Texte source:
Peuples, de la main d’Iphise
A Tirtée est promise.
Sans l’aveu de la gloire on forme ces liens ;
Le Ciel qui pour vous s’interesse,
Destine à la Princesse
Le Vainqueur des Messeniens.

Licurgue ajoûte que Tirtée est prêt à braver le hazard d’une Bataille, & qu’il a attesté Mars & tous les Dieux, qu’il triomphera des Ennemis de Lacédémone.

Licurgue, par le feu qui regne dans ses chants, remplit ses Soldats d’une nouvelle ardeur ; ils ne demandent que le combat & se flatent de la Victoire : Tirtée profite du transport guerrier qu’il vient de leur inspirer ; il se met à leur tête, & les mene aux Ennemis.

Pendant que les Lacédémoniens sont aux mains avec les Messeniens, un nouvel Oracle annonce la Victoire à Iphise. Tirtée revient triomphant. Une Fête guerriere célebre le bonheur des Lacédémoniens, de Tirtée & d’Iphise.

Lignes de données:
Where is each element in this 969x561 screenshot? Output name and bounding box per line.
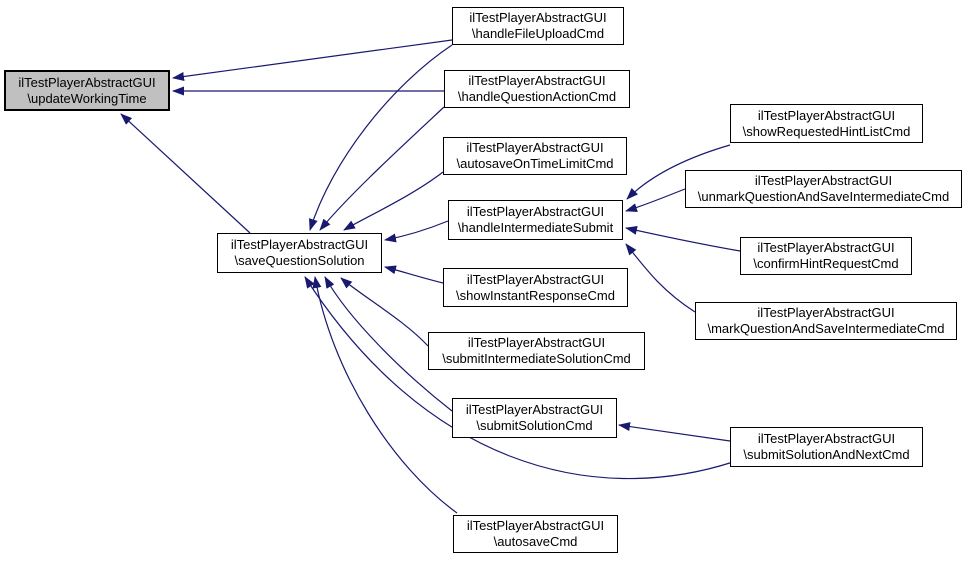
node-showInstantResponseCmd[interactable]: ilTestPlayerAbstractGUI \showInstantResp…	[443, 268, 628, 307]
node-handleIntermediateSubmit[interactable]: ilTestPlayerAbstractGUI \handleIntermedi…	[448, 200, 623, 240]
node-method-name: \showInstantResponseCmd	[456, 287, 615, 303]
node-method-name: \autosaveOnTimeLimitCmd	[456, 156, 614, 171]
node-method-name: \markQuestionAndSaveIntermediateCmd	[707, 321, 945, 336]
edge-showInstantResponseCmd-to-saveQuestionSolution	[384, 265, 444, 284]
edge-handleFileUploadCmd-to-updateWorkingTime	[172, 39, 453, 81]
node-submitSolutionAndNextCmd[interactable]: ilTestPlayerAbstractGUI \submitSolutionA…	[730, 427, 923, 467]
edge-handleFileUploadCmd-to-saveQuestionSolution	[309, 44, 453, 231]
node-class-name: ilTestPlayerAbstractGUI	[757, 305, 895, 320]
edge-autosaveCmd-to-saveQuestionSolution	[312, 276, 458, 514]
node-class-name: ilTestPlayerAbstractGUI	[466, 271, 605, 287]
node-class-name: ilTestPlayerAbstractGUI	[469, 10, 607, 25]
node-updateWorkingTime: ilTestPlayerAbstractGUI \updateWorkingTi…	[4, 70, 170, 111]
node-method-name: \updateWorkingTime	[27, 90, 147, 106]
node-class-name: ilTestPlayerAbstractGUI	[18, 74, 156, 90]
node-class-name: ilTestPlayerAbstractGUI	[468, 73, 606, 88]
node-class-name: ilTestPlayerAbstractGUI	[754, 173, 893, 188]
node-class-name: ilTestPlayerAbstractGUI	[757, 107, 896, 123]
node-class-name: ilTestPlayerAbstractGUI	[466, 204, 605, 219]
edge-handleQuestionActionCmd-to-saveQuestionSolution	[319, 106, 445, 231]
node-class-name: ilTestPlayerAbstractGUI	[230, 237, 369, 252]
node-method-name: \submitIntermediateSolutionCmd	[442, 351, 631, 366]
node-autosaveOnTimeLimitCmd[interactable]: ilTestPlayerAbstractGUI \autosaveOnTimeL…	[443, 137, 627, 175]
node-class-name: ilTestPlayerAbstractGUI	[465, 402, 604, 417]
node-method-name: \submitSolutionAndNextCmd	[743, 447, 910, 462]
edge-confirmHintRequestCmd-to-handleIntermediateSubmit	[625, 225, 741, 252]
node-class-name: ilTestPlayerAbstractGUI	[466, 518, 605, 533]
node-autosaveCmd[interactable]: ilTestPlayerAbstractGUI \autosaveCmd	[453, 515, 618, 553]
edge-submitSolutionAndNextCmd-to-saveQuestionSolution	[304, 276, 734, 480]
edge-saveQuestionSolution-to-updateWorkingTime	[120, 113, 251, 234]
node-confirmHintRequestCmd[interactable]: ilTestPlayerAbstractGUI \confirmHintRequ…	[740, 237, 912, 275]
node-method-name: \showRequestedHintListCmd	[742, 123, 911, 139]
edge-markQuestionAndSaveIntermediateCmd-to-handleIntermediateSubmit	[625, 243, 696, 313]
node-method-name: \unmarkQuestionAndSaveIntermediateCmd	[697, 189, 950, 204]
node-handleFileUploadCmd[interactable]: ilTestPlayerAbstractGUI \handleFileUploa…	[452, 7, 624, 45]
edge-handleIntermediateSubmit-to-saveQuestionSolution	[384, 220, 449, 243]
node-saveQuestionSolution[interactable]: ilTestPlayerAbstractGUI \saveQuestionSol…	[217, 233, 382, 273]
node-class-name: ilTestPlayerAbstractGUI	[757, 240, 895, 255]
node-method-name: \saveQuestionSolution	[234, 253, 365, 268]
node-markQuestionAndSaveIntermediateCmd[interactable]: ilTestPlayerAbstractGUI \markQuestionAnd…	[695, 302, 957, 340]
node-class-name: ilTestPlayerAbstractGUI	[466, 140, 604, 155]
node-method-name: \handleIntermediateSubmit	[457, 220, 614, 235]
node-method-name: \autosaveCmd	[493, 534, 578, 549]
edge-submitSolutionCmd-to-saveQuestionSolution	[324, 276, 453, 412]
node-class-name: ilTestPlayerAbstractGUI	[467, 335, 606, 350]
node-method-name: \handleFileUploadCmd	[471, 26, 605, 41]
node-method-name: \submitSolutionCmd	[476, 418, 593, 433]
node-handleQuestionActionCmd[interactable]: ilTestPlayerAbstractGUI \handleQuestionA…	[444, 70, 630, 108]
node-class-name: ilTestPlayerAbstractGUI	[757, 431, 896, 446]
node-method-name: \handleQuestionActionCmd	[457, 89, 617, 104]
node-submitSolutionCmd[interactable]: ilTestPlayerAbstractGUI \submitSolutionC…	[452, 398, 617, 438]
edge-unmarkQuestionAndSaveIntermediateCmd-to-handleIntermediateSubmit	[625, 188, 686, 212]
node-method-name: \confirmHintRequestCmd	[753, 256, 899, 271]
node-submitIntermediateSolutionCmd[interactable]: ilTestPlayerAbstractGUI \submitIntermedi…	[428, 332, 645, 370]
edge-submitIntermediateSolutionCmd-to-saveQuestionSolution	[340, 277, 429, 347]
edge-autosaveOnTimeLimitCmd-to-saveQuestionSolution	[343, 171, 444, 231]
node-unmarkQuestionAndSaveIntermediateCmd[interactable]: ilTestPlayerAbstractGUI \unmarkQuestionA…	[685, 170, 962, 208]
edge-showRequestedHintListCmd-to-handleIntermediateSubmit	[626, 144, 731, 200]
node-showRequestedHintListCmd[interactable]: ilTestPlayerAbstractGUI \showRequestedHi…	[730, 104, 923, 143]
edge-submitSolutionAndNextCmd-to-submitSolutionCmd	[618, 422, 731, 442]
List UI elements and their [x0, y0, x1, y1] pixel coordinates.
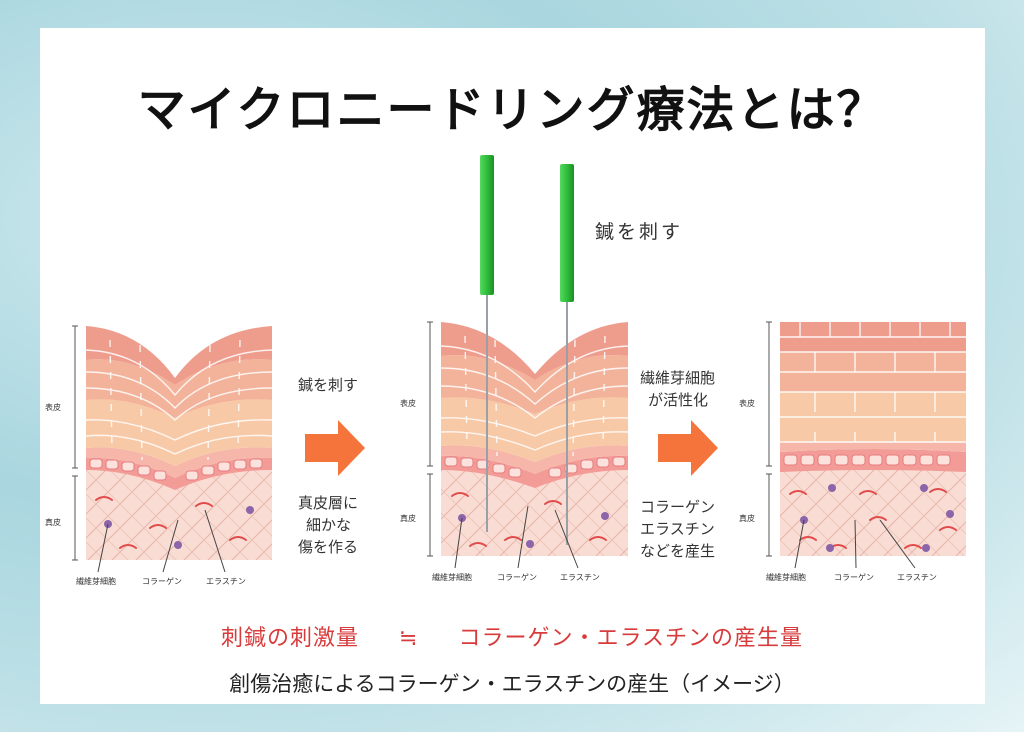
arrow-right-icon [305, 420, 365, 476]
skin-panel-2 [441, 322, 628, 556]
step2-bottom-line-3: などを産生 [640, 542, 715, 560]
callout-lines [97, 505, 916, 573]
dermis-label-2: 真皮 [400, 513, 416, 523]
skin-panel-3 [780, 322, 966, 556]
layer-brackets [72, 321, 772, 561]
page-title: マイクロニードリング療法とは？ [137, 82, 887, 138]
elastin-label-3: エラスチン [897, 573, 937, 582]
collagen-label-1: コラーゲン [142, 576, 182, 586]
equation-left: 刺鍼の刺激量 [220, 626, 359, 651]
step1-bottom-line-1: 真皮層に [298, 494, 358, 512]
needle-right [560, 164, 574, 545]
arrow-right-icon [658, 420, 718, 476]
fibroblast-label-1: 繊維芽細胞 [76, 576, 116, 586]
skin-panel-1 [86, 326, 272, 560]
dermis-label-3: 真皮 [739, 513, 755, 523]
epidermis-label-2: 表皮 [400, 398, 416, 408]
collagen-label-3: コラーゲン [834, 572, 874, 582]
step2-bottom-line-2: エラスチン [640, 520, 715, 538]
elastin-label-2: エラスチン [560, 573, 600, 582]
step2-top-line-1: 繊維芽細胞 [640, 369, 715, 387]
fibroblast-label-2: 繊維芽細胞 [432, 572, 472, 582]
equation-right: コラーゲン・エラスチンの産生量 [458, 626, 804, 651]
equation-caption: 刺鍼の刺激量 ≒ コラーゲン・エラスチンの産生量 [0, 620, 1024, 652]
step1-bottom-line-3: 傷を作る [298, 538, 358, 556]
epidermis-label-1: 表皮 [45, 402, 61, 412]
needle-left [480, 155, 494, 532]
dermis-label-1: 真皮 [45, 517, 61, 527]
epidermis-label-3: 表皮 [739, 398, 755, 408]
collagen-label-2: コラーゲン [497, 572, 537, 582]
step2-bottom-line-1: コラーゲン [640, 498, 715, 516]
elastin-label-1: エラスチン [206, 577, 246, 586]
fibroblast-label-3: 繊維芽細胞 [766, 572, 806, 582]
needle-insert-label: 鍼を刺す [595, 221, 683, 243]
sub-caption: 創傷治癒によるコラーゲン・エラスチンの産生（イメージ） [229, 672, 795, 696]
step1-top-text: 鍼を刺す [298, 376, 358, 394]
step2-top-line-2: が活性化 [648, 391, 708, 409]
step1-bottom-line-2: 細かな [306, 516, 351, 534]
equation-operator: ≒ [398, 626, 419, 651]
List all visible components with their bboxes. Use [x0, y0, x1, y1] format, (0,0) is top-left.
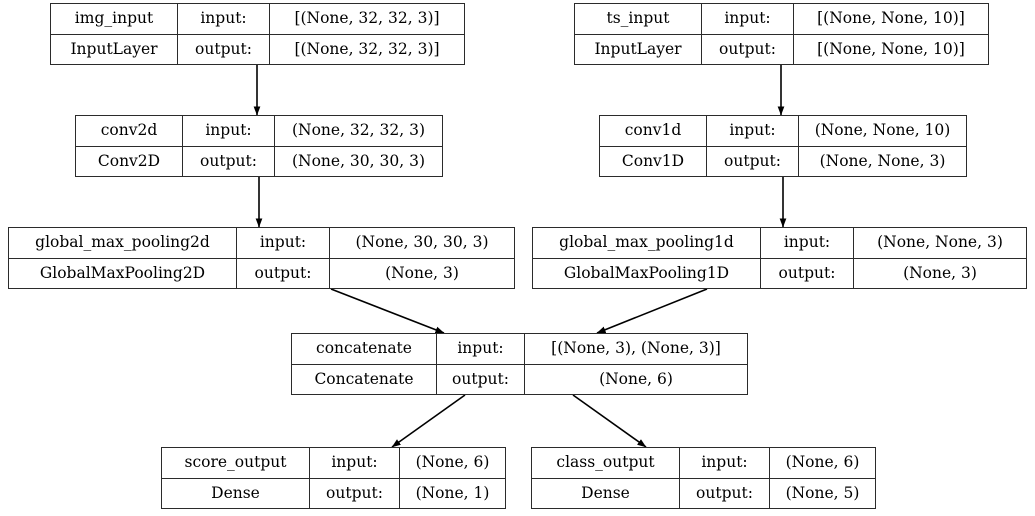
node-class-name: Concatenate: [292, 364, 437, 394]
node-output-label: output:: [680, 478, 770, 508]
node-row-input: concatenate input: [(None, 3), (None, 3)…: [292, 334, 747, 365]
node-output-label: output:: [183, 146, 275, 176]
node-input-label: input:: [183, 116, 275, 146]
graph-node-score_output[interactable]: score_output input: (None, 6) Dense outp…: [161, 447, 506, 509]
edge-concatenate-to-score_output: [391, 394, 466, 448]
node-input-label: input:: [178, 4, 270, 34]
node-input-label: input:: [761, 228, 854, 258]
node-input-shape: (None, None, 3): [877, 233, 1003, 251]
node-class-name: GlobalMaxPooling1D: [533, 258, 761, 288]
node-class-name: InputLayer: [51, 34, 178, 64]
node-output-shape: (None, 3): [903, 263, 977, 282]
node-input-shape: [(None, None, 10)]: [817, 9, 965, 27]
node-output-label: output:: [178, 34, 270, 64]
node-output-shape: (None, None, 3): [819, 151, 946, 170]
node-class-name: GlobalMaxPooling2D: [9, 258, 237, 288]
node-row-output: GlobalMaxPooling1D output: (None, 3): [533, 258, 1026, 288]
node-row-input: class_output input: (None, 6): [532, 448, 875, 479]
node-row-output: InputLayer output: [(None, None, 10)]: [575, 34, 988, 64]
node-row-output: Concatenate output: (None, 6): [292, 364, 747, 394]
node-input-shape: (None, 30, 30, 3): [355, 233, 489, 251]
node-layer-name: img_input: [51, 4, 178, 34]
node-output-label: output:: [310, 478, 400, 508]
node-output-shape: (None, 30, 30, 3): [291, 151, 425, 170]
node-row-input: global_max_pooling1d input: (None, None,…: [533, 228, 1026, 259]
node-input-label: input:: [680, 448, 770, 478]
node-class-name: Dense: [532, 478, 680, 508]
graph-node-ts_input[interactable]: ts_input input: [(None, None, 10)] Input…: [574, 3, 989, 65]
node-layer-name: global_max_pooling2d: [9, 228, 237, 258]
node-layer-name: conv1d: [600, 116, 707, 146]
node-input-shape: (None, 6): [785, 453, 860, 471]
node-input-shape: [(None, 3), (None, 3)]: [551, 339, 721, 357]
node-layer-name: global_max_pooling1d: [533, 228, 761, 258]
node-row-input: global_max_pooling2d input: (None, 30, 3…: [9, 228, 514, 259]
node-input-shape: (None, None, 10): [814, 121, 951, 139]
node-row-input: img_input input: [(None, 32, 32, 3)]: [51, 4, 464, 35]
node-class-name: Dense: [162, 478, 310, 508]
node-input-label: input:: [310, 448, 400, 478]
node-layer-name: class_output: [532, 448, 680, 478]
node-layer-name: score_output: [162, 448, 310, 478]
node-output-label: output:: [702, 34, 794, 64]
node-input-shape: (None, 6): [415, 453, 490, 471]
node-layer-name: ts_input: [575, 4, 702, 34]
node-row-input: conv2d input: (None, 32, 32, 3): [76, 116, 442, 147]
node-output-label: output:: [437, 364, 525, 394]
node-class-name: Conv1D: [600, 146, 707, 176]
node-output-label: output:: [237, 258, 330, 288]
graph-node-conv1d[interactable]: conv1d input: (None, None, 10) Conv1D ou…: [599, 115, 967, 177]
node-row-output: Dense output: (None, 1): [162, 478, 505, 508]
node-input-label: input:: [707, 116, 799, 146]
graph-node-concatenate[interactable]: concatenate input: [(None, 3), (None, 3)…: [291, 333, 748, 395]
node-output-shape: [(None, 32, 32, 3)]: [294, 39, 440, 58]
node-output-shape: (None, 6): [599, 369, 673, 388]
node-input-shape: [(None, 32, 32, 3)]: [294, 9, 440, 27]
graph-node-img_input[interactable]: img_input input: [(None, 32, 32, 3)] Inp…: [50, 3, 465, 65]
graph-node-conv2d[interactable]: conv2d input: (None, 32, 32, 3) Conv2D o…: [75, 115, 443, 177]
node-row-output: GlobalMaxPooling2D output: (None, 3): [9, 258, 514, 288]
graph-node-global_max_pooling2d[interactable]: global_max_pooling2d input: (None, 30, 3…: [8, 227, 515, 289]
node-input-label: input:: [437, 334, 525, 364]
graph-node-class_output[interactable]: class_output input: (None, 6) Dense outp…: [531, 447, 876, 509]
node-row-input: conv1d input: (None, None, 10): [600, 116, 966, 147]
node-output-shape: (None, 1): [415, 483, 490, 502]
node-output-label: output:: [707, 146, 799, 176]
edge-concatenate-to-class_output: [572, 394, 647, 448]
node-output-shape: [(None, None, 10)]: [817, 39, 965, 58]
node-row-output: Dense output: (None, 5): [532, 478, 875, 508]
edge-global_max_pooling1d-to-concatenate: [596, 288, 708, 334]
node-output-label: output:: [761, 258, 854, 288]
node-layer-name: concatenate: [292, 334, 437, 364]
node-row-output: Conv1D output: (None, None, 3): [600, 146, 966, 176]
node-output-shape: (None, 5): [785, 483, 860, 502]
edge-global_max_pooling2d-to-concatenate: [330, 288, 445, 334]
node-row-output: Conv2D output: (None, 30, 30, 3): [76, 146, 442, 176]
node-input-label: input:: [237, 228, 330, 258]
node-class-name: InputLayer: [575, 34, 702, 64]
node-row-input: score_output input: (None, 6): [162, 448, 505, 479]
node-class-name: Conv2D: [76, 146, 183, 176]
node-input-shape: (None, 32, 32, 3): [291, 121, 425, 139]
node-row-input: ts_input input: [(None, None, 10)]: [575, 4, 988, 35]
node-output-shape: (None, 3): [385, 263, 459, 282]
node-layer-name: conv2d: [76, 116, 183, 146]
node-row-output: InputLayer output: [(None, 32, 32, 3)]: [51, 34, 464, 64]
graph-node-global_max_pooling1d[interactable]: global_max_pooling1d input: (None, None,…: [532, 227, 1027, 289]
node-input-label: input:: [702, 4, 794, 34]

Objectif de l'exercice: Prolongez le texte source sur Tirtée et Iphise en reprenant immédiatement après sa dernière phrase.

Réponse correcte:
LA DANSE. Troisiéme Entrée. SUJET. Mercure, selon plusieurs Mytologistes, étoit le Dieu de tous les Arts. Paroîtra-t-il hors de vraisemblance qu’on l’ait représenté amoureux d’une Bergere, qui mérite, par ses talens, d’être admise à la Cour de Terpsicore ? Le Théatre représente un Bocage. On découvre un Hameau dans l’éloignement.
Mercure fait entendre dans un court Monologue, que l’Amour lui promet la conquête du plus aimable objet. Voyant aprocher le Berger Eurilas,il sort pour quitter son Caducée, & pour reparoître en Berger, une Houlette à la main.

Eurilas se flate d’être aimé d’Eglé, quoi qu’il n’ait jamais découvert son amour à cette aimable Bergere ; il croit que le grand art pour triompher d’une Belle, est de lui cacher les tendres sentimens qu’on a pour elle.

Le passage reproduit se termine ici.